Collected data entries
---------------
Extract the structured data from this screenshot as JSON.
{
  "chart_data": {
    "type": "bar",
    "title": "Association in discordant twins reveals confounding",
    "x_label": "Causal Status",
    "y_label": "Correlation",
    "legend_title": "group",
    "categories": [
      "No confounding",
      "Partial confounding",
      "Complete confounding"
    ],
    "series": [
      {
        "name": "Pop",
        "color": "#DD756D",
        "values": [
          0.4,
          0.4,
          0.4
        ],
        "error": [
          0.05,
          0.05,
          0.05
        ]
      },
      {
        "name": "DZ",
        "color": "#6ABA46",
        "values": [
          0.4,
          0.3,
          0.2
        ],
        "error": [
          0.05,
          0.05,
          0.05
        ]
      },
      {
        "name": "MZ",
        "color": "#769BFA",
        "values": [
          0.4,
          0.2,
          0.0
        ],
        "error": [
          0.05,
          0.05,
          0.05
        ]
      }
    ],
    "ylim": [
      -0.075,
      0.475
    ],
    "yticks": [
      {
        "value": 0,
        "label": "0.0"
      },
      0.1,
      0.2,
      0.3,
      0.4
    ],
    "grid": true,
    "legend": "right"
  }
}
---------------
• [Stated exercise]:
Copy all data exactly, start to finish.

• [Result below]:
Extract the structured data from this screenshot as JSON.
{
  "chart_data": {
    "type": "bar",
    "title": "Association in discordant twins reveals confounding",
    "x_label": "Causal Status",
    "y_label": "Correlation",
    "legend_title": "group",
    "categories": [
      "No confounding",
      "Partial confounding",
      "Complete confounding"
    ],
    "series": [
      {
        "name": "Pop",
        "color": "#DD756D",
        "values": [
          0.4,
          0.4,
          0.4
        ],
        "error": [
          0.05,
          0.05,
          0.05
        ]
      },
      {
        "name": "DZ",
        "color": "#6ABA46",
        "values": [
          0.4,
          0.3,
          0.2
        ],
        "error": [
          0.05,
          0.05,
          0.05
        ]
      },
      {
        "name": "MZ",
        "color": "#769BFA",
        "values": [
          0.4,
          0.2,
          0.0
        ],
        "error": [
          0.05,
          0.05,
          0.05
        ]
      }
    ],
    "ylim": [
      -0.075,
      0.475
    ],
    "yticks": [
      {
        "value": 0,
        "label": "0.0"
      },
      0.1,
      0.2,
      0.3,
      0.4
    ],
    "grid": true,
    "legend": "right"
  }
}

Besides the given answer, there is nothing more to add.